Dataset rows about figures
┄┄┄┄┄┄┄┄┄┄┄┄┄┄┄┄┄┄┄┄

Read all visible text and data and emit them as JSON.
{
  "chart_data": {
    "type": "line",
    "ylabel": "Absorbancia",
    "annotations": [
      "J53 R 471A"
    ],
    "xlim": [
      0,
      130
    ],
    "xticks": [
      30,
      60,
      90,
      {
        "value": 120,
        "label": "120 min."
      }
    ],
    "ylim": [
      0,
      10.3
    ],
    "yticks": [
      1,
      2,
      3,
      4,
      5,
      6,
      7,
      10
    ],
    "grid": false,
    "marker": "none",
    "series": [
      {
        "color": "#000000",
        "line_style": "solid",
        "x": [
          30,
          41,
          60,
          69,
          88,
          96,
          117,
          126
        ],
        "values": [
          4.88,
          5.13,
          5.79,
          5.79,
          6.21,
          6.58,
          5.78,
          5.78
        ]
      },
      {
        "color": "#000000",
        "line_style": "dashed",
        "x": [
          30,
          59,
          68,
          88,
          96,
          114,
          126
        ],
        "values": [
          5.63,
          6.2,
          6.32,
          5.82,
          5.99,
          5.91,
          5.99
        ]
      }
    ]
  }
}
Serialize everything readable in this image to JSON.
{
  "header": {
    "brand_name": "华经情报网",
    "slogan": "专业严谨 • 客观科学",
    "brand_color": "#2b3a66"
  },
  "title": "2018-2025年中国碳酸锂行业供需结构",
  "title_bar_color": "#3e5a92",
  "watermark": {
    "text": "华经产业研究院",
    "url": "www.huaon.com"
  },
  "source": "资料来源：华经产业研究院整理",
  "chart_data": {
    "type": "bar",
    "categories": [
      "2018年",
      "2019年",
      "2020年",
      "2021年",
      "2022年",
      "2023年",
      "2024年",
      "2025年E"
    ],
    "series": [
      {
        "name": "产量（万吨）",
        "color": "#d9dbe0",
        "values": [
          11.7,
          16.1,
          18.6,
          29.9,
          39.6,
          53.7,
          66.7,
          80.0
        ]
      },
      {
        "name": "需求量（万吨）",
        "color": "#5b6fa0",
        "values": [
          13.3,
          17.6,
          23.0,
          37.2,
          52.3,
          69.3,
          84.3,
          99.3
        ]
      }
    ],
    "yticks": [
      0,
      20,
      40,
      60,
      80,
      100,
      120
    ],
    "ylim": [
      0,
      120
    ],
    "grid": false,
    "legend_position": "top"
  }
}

┄┄┄┄┄┄┄┄┄┄┄┄┄┄┄┄┄┄┄┄

Show every line where the string "JSON" appears.

Read all visible text and data and emit them as JSON.
Serialize everything readable in this image to JSON.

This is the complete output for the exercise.